**Set exercise**
Every line below should be copied exactly; drop the pictures.

**Information supplied**
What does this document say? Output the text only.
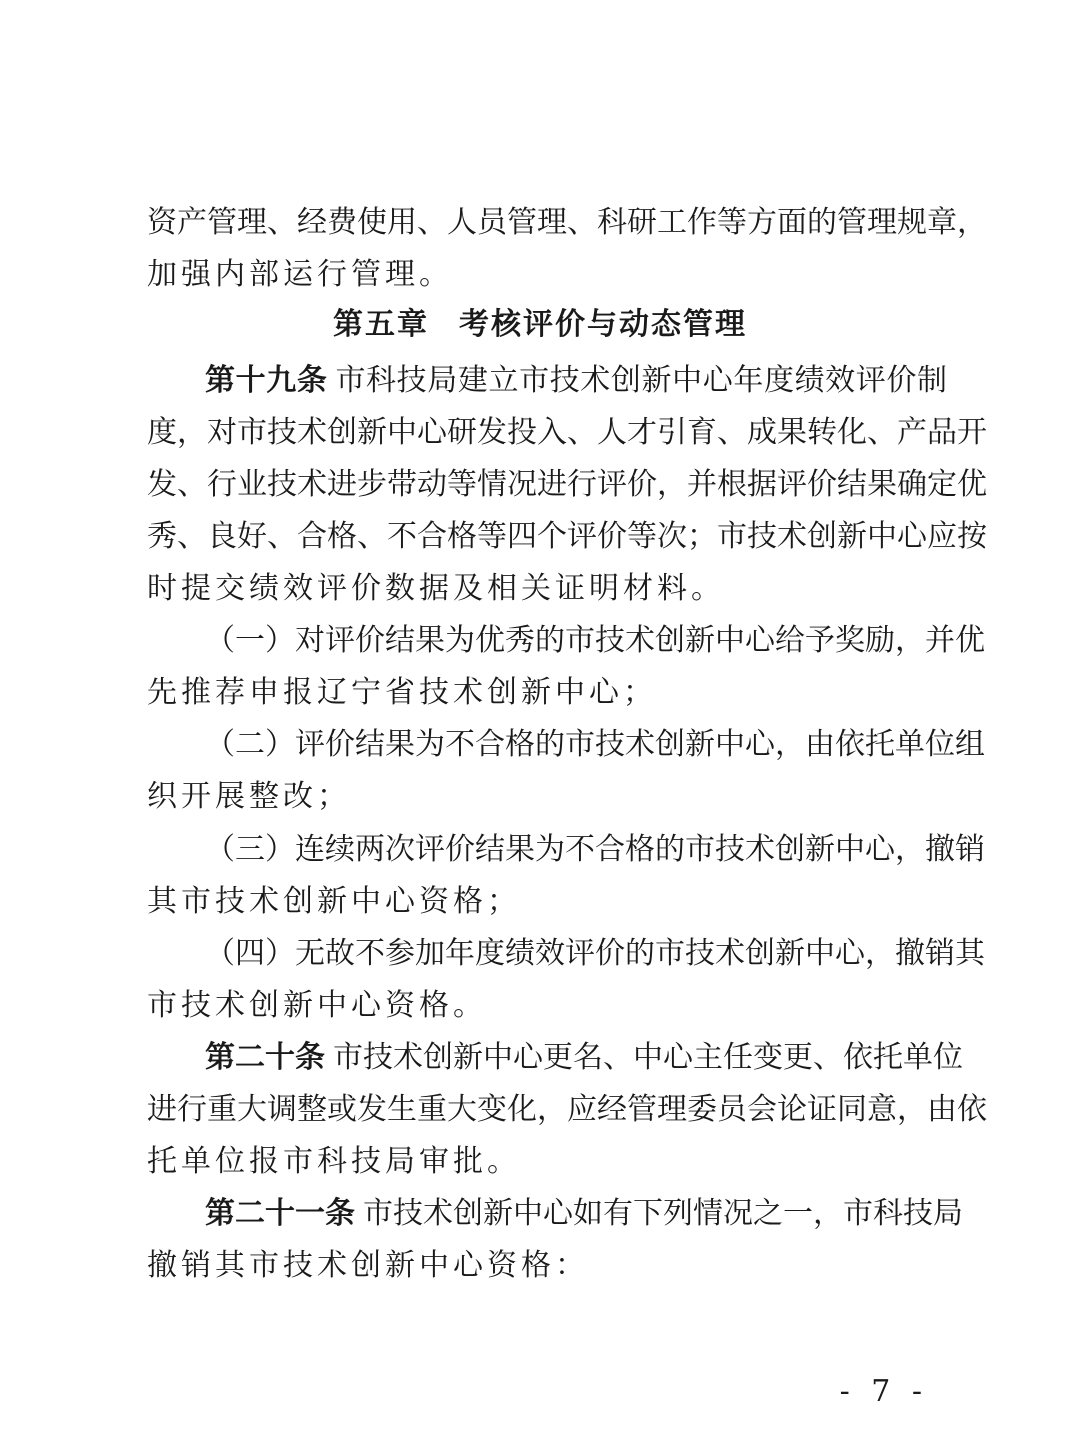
资产管理、经费使用、人员管理、科研工作等方面的管理规章，
加强内部运行管理。
第五章 考核评价与动态管理
第十九条 市科技局建立市技术创新中心年度绩效评价制
度，对市技术创新中心研发投入、人才引育、成果转化、产品开
发、行业技术进步带动等情况进行评价，并根据评价结果确定优
秀、良好、合格、不合格等四个评价等次；市技术创新中心应按
时提交绩效评价数据及相关证明材料。
（一）对评价结果为优秀的市技术创新中心给予奖励，并优
先推荐申报辽宁省技术创新中心；
（二）评价结果为不合格的市技术创新中心，由依托单位组
织开展整改；
（三）连续两次评价结果为不合格的市技术创新中心，撤销
其市技术创新中心资格；
（四）无故不参加年度绩效评价的市技术创新中心，撤销其
市技术创新中心资格。
第二十条 市技术创新中心更名、中心主任变更、依托单位
进行重大调整或发生重大变化，应经管理委员会论证同意，由依
托单位报市科技局审批。
第二十一条 市技术创新中心如有下列情况之一，市科技局
撤销其市技术创新中心资格：
- 7 -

**Completed exercise**
What does this document say? Output the text only.
资产管理、经费使用、人员管理、科研工作等方面的管理规章，
加强内部运行管理。
第五章 考核评价与动态管理
第十九条 市科技局建立市技术创新中心年度绩效评价制
度，对市技术创新中心研发投入、人才引育、成果转化、产品开
发、行业技术进步带动等情况进行评价，并根据评价结果确定优
秀、良好、合格、不合格等四个评价等次；市技术创新中心应按
时提交绩效评价数据及相关证明材料。
（一）对评价结果为优秀的市技术创新中心给予奖励，并优
先推荐申报辽宁省技术创新中心；
（二）评价结果为不合格的市技术创新中心，由依托单位组
织开展整改；
（三）连续两次评价结果为不合格的市技术创新中心，撤销
其市技术创新中心资格；
（四）无故不参加年度绩效评价的市技术创新中心，撤销其
市技术创新中心资格。
第二十条 市技术创新中心更名、中心主任变更、依托单位
进行重大调整或发生重大变化，应经管理委员会论证同意，由依
托单位报市科技局审批。
第二十一条 市技术创新中心如有下列情况之一，市科技局
撤销其市技术创新中心资格：
- 7 -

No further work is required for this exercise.